If a line of the records contains the word "protect", list it.

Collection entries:
:::

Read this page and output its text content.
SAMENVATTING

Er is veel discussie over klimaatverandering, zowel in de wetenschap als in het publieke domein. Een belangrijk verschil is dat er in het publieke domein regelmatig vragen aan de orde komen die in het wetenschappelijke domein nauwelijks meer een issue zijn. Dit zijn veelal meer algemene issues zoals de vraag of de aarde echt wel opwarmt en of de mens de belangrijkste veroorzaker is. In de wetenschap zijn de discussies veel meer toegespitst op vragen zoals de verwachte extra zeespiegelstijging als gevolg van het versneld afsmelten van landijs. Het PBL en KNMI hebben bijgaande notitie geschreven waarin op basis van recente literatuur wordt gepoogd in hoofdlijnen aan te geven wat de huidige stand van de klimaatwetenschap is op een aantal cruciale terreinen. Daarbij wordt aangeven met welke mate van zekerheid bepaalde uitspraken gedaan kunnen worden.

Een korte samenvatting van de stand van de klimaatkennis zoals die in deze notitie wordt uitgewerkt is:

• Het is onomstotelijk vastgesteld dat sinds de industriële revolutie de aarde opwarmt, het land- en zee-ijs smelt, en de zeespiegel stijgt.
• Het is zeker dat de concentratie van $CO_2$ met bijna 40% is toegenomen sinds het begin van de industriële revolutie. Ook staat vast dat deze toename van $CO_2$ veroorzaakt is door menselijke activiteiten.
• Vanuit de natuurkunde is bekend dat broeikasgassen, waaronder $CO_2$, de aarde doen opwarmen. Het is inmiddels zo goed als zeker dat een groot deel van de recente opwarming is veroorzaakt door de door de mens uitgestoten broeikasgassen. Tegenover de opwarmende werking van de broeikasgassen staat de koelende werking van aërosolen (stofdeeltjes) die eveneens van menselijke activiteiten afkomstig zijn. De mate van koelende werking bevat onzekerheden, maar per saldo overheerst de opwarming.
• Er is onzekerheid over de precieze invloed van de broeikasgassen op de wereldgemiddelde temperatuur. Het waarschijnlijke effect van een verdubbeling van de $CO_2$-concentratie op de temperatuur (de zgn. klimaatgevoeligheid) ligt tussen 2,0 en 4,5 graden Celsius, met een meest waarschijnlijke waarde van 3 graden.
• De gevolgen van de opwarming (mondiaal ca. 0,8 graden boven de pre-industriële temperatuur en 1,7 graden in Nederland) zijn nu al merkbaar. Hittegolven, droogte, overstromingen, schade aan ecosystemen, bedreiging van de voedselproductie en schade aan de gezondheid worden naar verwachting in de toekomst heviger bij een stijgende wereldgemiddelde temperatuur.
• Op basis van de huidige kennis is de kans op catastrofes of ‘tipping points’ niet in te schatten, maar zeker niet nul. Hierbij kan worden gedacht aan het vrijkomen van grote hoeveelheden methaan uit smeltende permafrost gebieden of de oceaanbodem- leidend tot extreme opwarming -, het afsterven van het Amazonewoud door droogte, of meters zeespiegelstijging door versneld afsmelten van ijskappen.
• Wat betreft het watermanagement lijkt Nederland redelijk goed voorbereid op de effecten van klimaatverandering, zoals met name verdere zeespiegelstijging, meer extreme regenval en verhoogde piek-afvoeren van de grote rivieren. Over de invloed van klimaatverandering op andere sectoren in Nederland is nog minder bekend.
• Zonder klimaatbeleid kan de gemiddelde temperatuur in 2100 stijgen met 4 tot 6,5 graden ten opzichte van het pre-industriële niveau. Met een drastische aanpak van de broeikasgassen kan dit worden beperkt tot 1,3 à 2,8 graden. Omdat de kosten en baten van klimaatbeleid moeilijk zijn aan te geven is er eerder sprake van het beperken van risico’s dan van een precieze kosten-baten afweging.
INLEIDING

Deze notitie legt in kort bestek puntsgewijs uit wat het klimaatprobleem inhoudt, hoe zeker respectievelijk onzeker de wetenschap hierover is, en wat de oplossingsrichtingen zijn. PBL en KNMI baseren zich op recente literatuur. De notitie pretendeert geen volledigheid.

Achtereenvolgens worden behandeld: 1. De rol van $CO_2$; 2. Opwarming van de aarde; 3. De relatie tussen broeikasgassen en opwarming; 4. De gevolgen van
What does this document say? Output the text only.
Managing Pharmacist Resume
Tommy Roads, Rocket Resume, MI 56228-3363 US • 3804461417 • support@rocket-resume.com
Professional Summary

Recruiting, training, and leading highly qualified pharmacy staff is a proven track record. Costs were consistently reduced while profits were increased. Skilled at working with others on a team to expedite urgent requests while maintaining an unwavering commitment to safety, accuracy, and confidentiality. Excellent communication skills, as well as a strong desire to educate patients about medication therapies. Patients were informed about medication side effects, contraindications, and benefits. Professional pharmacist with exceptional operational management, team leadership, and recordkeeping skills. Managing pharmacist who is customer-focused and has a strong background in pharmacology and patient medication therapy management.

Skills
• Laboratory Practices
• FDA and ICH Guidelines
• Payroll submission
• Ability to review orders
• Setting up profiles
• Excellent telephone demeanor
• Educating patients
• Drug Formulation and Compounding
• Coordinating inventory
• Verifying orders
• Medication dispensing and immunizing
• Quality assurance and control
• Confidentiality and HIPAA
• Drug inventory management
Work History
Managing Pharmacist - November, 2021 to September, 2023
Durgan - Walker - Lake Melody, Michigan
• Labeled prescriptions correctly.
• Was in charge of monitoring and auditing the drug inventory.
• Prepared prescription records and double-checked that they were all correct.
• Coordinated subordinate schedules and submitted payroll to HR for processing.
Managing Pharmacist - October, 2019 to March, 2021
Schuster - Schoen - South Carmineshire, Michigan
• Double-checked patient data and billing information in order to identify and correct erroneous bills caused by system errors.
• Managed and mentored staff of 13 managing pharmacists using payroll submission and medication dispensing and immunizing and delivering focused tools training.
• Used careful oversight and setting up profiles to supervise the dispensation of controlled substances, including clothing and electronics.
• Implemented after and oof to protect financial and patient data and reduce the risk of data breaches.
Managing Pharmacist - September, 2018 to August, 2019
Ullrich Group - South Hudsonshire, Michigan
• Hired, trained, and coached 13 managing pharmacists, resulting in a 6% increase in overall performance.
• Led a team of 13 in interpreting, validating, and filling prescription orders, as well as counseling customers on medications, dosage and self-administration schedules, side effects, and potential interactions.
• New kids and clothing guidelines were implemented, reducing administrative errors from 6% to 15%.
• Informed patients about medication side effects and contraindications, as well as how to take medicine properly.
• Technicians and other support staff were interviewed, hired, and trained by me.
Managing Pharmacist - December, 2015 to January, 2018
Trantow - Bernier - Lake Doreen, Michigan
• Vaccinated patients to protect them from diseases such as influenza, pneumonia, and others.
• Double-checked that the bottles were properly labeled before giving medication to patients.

:::

● **RESPONSE AREA**
• Implemented after and oof to protect financial and patient data and reduce the risk of data breaches.
• Vaccinated patients to protect them from diseases such as influenza, pneumonia, and others.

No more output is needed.